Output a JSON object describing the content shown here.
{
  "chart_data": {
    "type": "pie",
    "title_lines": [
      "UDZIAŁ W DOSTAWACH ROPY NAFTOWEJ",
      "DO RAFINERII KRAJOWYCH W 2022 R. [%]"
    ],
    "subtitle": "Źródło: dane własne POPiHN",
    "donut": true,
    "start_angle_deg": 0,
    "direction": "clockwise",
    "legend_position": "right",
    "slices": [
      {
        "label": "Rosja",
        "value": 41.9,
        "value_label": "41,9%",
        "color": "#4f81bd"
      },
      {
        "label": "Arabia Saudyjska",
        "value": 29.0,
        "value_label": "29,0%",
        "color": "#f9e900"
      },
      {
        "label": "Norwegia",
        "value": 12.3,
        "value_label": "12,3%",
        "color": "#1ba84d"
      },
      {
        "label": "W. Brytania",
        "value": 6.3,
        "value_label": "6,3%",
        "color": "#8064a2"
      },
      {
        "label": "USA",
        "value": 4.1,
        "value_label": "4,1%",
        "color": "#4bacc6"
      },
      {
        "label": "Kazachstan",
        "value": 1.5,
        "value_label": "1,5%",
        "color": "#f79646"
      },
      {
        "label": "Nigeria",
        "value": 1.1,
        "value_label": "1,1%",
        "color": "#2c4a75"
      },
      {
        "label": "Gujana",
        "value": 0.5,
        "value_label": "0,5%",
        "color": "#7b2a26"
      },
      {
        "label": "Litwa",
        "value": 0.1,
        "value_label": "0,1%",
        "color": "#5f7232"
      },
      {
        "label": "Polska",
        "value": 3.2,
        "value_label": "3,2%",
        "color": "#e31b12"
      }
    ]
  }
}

Exercise objective ::
Within the listing above, find every line containing the string "color" and return it.

Finished task ::
        "color": "#4f81bd"
        "color": "#f9e900"
        "color": "#1ba84d"
        "color": "#8064a2"
        "color": "#4bacc6"
        "color": "#f79646"
        "color": "#2c4a75"
        "color": "#7b2a26"
        "color": "#5f7232"
        "color": "#e31b12"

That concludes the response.